WHAT YOU WILL DO:
Write out the entries verbatim and leave the images out of the copy.

PROVIDED ENTRIES:
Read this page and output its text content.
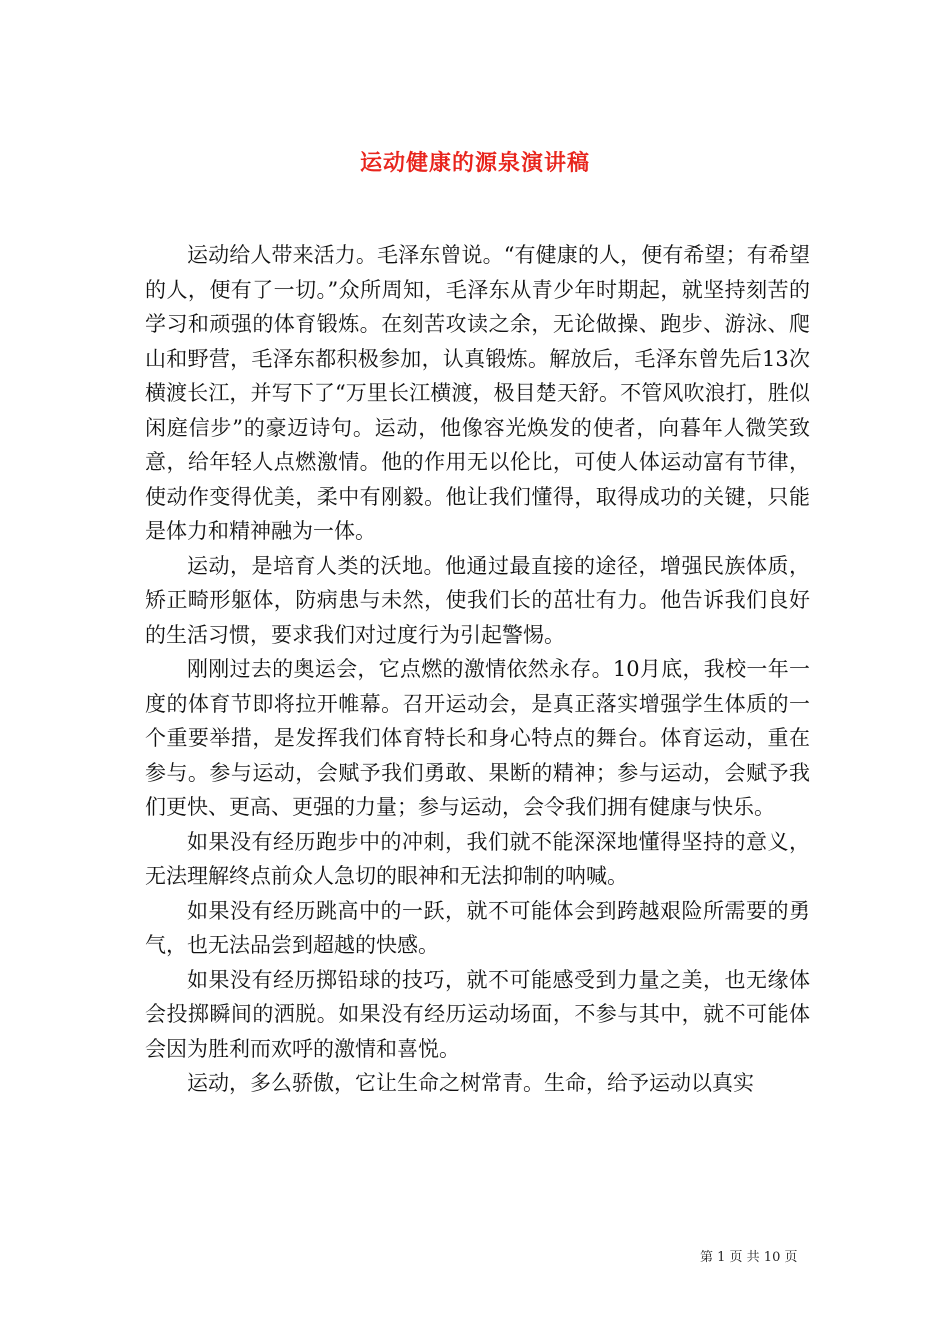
运动健康的源泉演讲稿

运动给人带来活力。毛泽东曾说。“有健康的人，便有希望；有希望的人，便有了一切。”众所周知，毛泽东从青少年时期起，就坚持刻苦的学习和顽强的体育锻炼。在刻苦攻读之余，无论做操、跑步、游泳、爬山和野营，毛泽东都积极参加，认真锻炼。解放后，毛泽东曾先后13次横渡长江，并写下了“万里长江横渡，极目楚天舒。不管风吹浪打，胜似闲庭信步”的豪迈诗句。运动，他像容光焕发的使者，向暮年人微笑致意，给年轻人点燃激情。他的作用无以伦比，可使人体运动富有节律，使动作变得优美，柔中有刚毅。他让我们懂得，取得成功的关键，只能是体力和精神融为一体。

运动，是培育人类的沃地。他通过最直接的途径，增强民族体质，矫正畸形躯体，防病患与未然，使我们长的茁壮有力。他告诉我们良好的生活习惯，要求我们对过度行为引起警惕。

刚刚过去的奥运会，它点燃的激情依然永存。10月底，我校一年一度的体育节即将拉开帷幕。召开运动会，是真正落实增强学生体质的一个重要举措，是发挥我们体育特长和身心特点的舞台。体育运动，重在参与。参与运动，会赋予我们勇敢、果断的精神；参与运动，会赋予我们更快、更高、更强的力量；参与运动，会令我们拥有健康与快乐。

如果没有经历跑步中的冲刺，我们就不能深深地懂得坚持的意义，无法理解终点前众人急切的眼神和无法抑制的呐喊。

如果没有经历跳高中的一跃，就不可能体会到跨越艰险所需要的勇气，也无法品尝到超越的快感。

如果没有经历掷铅球的技巧，就不可能感受到力量之美，也无缘体会投掷瞬间的洒脱。如果没有经历运动场面，不参与其中，就不可能体会因为胜利而欢呼的激情和喜悦。

运动，多么骄傲，它让生命之树常青。生命，给予运动以真实

第 1 页 共 10 页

ANSWER TO THE TASK:
Read this page and output its text content.
运动健康的源泉演讲稿

运动给人带来活力。毛泽东曾说。“有健康的人，便有希望；有希望的人，便有了一切。”众所周知，毛泽东从青少年时期起，就坚持刻苦的学习和顽强的体育锻炼。在刻苦攻读之余，无论做操、跑步、游泳、爬山和野营，毛泽东都积极参加，认真锻炼。解放后，毛泽东曾先后13次横渡长江，并写下了“万里长江横渡，极目楚天舒。不管风吹浪打，胜似闲庭信步”的豪迈诗句。运动，他像容光焕发的使者，向暮年人微笑致意，给年轻人点燃激情。他的作用无以伦比，可使人体运动富有节律，使动作变得优美，柔中有刚毅。他让我们懂得，取得成功的关键，只能是体力和精神融为一体。

运动，是培育人类的沃地。他通过最直接的途径，增强民族体质，矫正畸形躯体，防病患与未然，使我们长的茁壮有力。他告诉我们良好的生活习惯，要求我们对过度行为引起警惕。

刚刚过去的奥运会，它点燃的激情依然永存。10月底，我校一年一度的体育节即将拉开帷幕。召开运动会，是真正落实增强学生体质的一个重要举措，是发挥我们体育特长和身心特点的舞台。体育运动，重在参与。参与运动，会赋予我们勇敢、果断的精神；参与运动，会赋予我们更快、更高、更强的力量；参与运动，会令我们拥有健康与快乐。

如果没有经历跑步中的冲刺，我们就不能深深地懂得坚持的意义，无法理解终点前众人急切的眼神和无法抑制的呐喊。

如果没有经历跳高中的一跃，就不可能体会到跨越艰险所需要的勇气，也无法品尝到超越的快感。

如果没有经历掷铅球的技巧，就不可能感受到力量之美，也无缘体会投掷瞬间的洒脱。如果没有经历运动场面，不参与其中，就不可能体会因为胜利而欢呼的激情和喜悦。

运动，多么骄傲，它让生命之树常青。生命，给予运动以真实

第 1 页 共 10 页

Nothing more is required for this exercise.